__Selected text__.
***

- Directed by: Kofi Andoh
- Country of origin: Ghana
- Original language: Akan

Production
- Producer: Kofi Andoh

Original release
- Release: 2001

= Efiewura =

2001 Ghanaian TV sitcom

Efiewura, also spelled Ofiwura, Ofiewura (meaning "Landlord" or “ruler/master of a house” in Twi), is a popular Ghanaian television sitcom that airs on TV3 Ghana, in the Akan language. The series focused on how landlords treat tenants and the relationship that exist between tenant. It started in 2001 and is still in production, making it the longest-running show in the country. It has won several local television awards.

***

Listings of boxed layout items
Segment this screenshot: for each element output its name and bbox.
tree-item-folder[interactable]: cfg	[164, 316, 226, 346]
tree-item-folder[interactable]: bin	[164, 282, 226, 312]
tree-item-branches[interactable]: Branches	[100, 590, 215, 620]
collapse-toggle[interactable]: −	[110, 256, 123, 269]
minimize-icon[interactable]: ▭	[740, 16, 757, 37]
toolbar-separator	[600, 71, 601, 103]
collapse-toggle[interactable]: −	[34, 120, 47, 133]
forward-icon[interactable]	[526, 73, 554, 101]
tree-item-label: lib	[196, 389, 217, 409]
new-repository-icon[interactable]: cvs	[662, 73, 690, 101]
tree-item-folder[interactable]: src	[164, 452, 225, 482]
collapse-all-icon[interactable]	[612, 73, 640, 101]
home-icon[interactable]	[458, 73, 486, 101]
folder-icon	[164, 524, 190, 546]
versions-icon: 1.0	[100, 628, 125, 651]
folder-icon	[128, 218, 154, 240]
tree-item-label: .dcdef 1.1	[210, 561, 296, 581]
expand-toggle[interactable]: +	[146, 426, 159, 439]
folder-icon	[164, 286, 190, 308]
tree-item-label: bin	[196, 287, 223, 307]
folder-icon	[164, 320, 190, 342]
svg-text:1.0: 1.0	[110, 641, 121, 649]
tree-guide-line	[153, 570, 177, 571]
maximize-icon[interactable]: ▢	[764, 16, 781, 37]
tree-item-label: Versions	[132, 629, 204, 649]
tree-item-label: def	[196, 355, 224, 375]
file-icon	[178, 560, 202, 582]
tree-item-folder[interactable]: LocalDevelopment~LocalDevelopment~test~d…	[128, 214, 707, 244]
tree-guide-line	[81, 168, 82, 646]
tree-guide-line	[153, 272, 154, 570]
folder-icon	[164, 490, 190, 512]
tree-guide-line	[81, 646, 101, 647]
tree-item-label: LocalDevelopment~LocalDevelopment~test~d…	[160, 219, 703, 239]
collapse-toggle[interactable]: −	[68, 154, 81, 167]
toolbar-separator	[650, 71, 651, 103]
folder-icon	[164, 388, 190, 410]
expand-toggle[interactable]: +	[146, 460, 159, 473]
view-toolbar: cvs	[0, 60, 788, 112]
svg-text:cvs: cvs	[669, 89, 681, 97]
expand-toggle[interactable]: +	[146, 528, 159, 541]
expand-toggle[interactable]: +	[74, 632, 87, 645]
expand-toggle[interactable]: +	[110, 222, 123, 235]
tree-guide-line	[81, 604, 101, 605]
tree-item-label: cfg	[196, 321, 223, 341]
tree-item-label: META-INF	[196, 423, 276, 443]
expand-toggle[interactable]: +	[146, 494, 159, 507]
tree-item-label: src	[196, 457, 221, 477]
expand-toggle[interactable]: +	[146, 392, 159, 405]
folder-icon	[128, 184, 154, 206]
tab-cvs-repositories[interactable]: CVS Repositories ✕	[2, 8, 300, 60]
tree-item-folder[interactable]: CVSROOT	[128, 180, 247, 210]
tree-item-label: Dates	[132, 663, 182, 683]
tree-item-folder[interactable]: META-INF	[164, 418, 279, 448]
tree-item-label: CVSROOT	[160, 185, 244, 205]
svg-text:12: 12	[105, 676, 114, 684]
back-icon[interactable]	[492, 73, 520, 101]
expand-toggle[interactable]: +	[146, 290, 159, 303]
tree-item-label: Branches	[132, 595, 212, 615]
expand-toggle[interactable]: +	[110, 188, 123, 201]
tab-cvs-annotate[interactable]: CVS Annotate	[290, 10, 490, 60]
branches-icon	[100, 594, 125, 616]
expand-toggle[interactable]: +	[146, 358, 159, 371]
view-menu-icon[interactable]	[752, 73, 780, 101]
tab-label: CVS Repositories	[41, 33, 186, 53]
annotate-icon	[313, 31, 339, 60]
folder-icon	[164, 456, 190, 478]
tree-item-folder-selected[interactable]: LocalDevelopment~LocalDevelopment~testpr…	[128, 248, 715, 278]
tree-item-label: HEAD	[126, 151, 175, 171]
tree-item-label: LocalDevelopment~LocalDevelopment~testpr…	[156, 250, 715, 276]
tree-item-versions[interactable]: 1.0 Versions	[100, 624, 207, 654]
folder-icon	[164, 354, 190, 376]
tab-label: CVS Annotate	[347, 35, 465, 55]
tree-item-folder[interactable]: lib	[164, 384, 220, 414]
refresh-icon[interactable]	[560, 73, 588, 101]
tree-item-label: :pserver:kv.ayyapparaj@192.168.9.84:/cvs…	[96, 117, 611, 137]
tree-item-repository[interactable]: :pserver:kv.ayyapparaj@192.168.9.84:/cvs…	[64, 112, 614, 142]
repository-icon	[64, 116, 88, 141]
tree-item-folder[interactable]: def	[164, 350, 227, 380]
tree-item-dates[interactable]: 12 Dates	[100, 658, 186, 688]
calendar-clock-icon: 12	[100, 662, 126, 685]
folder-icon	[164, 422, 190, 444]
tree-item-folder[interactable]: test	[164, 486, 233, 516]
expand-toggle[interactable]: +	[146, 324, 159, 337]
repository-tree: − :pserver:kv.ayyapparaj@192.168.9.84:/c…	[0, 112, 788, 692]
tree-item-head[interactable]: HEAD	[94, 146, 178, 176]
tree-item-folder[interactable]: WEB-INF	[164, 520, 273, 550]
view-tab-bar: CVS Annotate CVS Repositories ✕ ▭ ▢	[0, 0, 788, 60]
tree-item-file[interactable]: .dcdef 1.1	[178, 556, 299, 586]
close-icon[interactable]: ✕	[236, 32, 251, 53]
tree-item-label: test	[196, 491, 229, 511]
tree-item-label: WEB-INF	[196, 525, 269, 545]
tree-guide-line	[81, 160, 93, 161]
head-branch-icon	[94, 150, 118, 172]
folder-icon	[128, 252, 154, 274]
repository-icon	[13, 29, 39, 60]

***

__Goal__. Can you transcribe the passage on the Efiewura sitcom, from "Original release" up to and including "local television awards."?

__Expected answer__.
Original release
- Release: 2001

= Efiewura =

2001 Ghanaian TV sitcom

Efiewura, also spelled Ofiwura, Ofiewura (meaning "Landlord" or “ruler/master of a house” in Twi), is a popular Ghanaian television sitcom that airs on TV3 Ghana, in the Akan language. The series focused on how landlords treat tenants and the relationship that exist between tenant. It started in 2001 and is still in production, making it the longest-running show in the country. It has won several local television awards.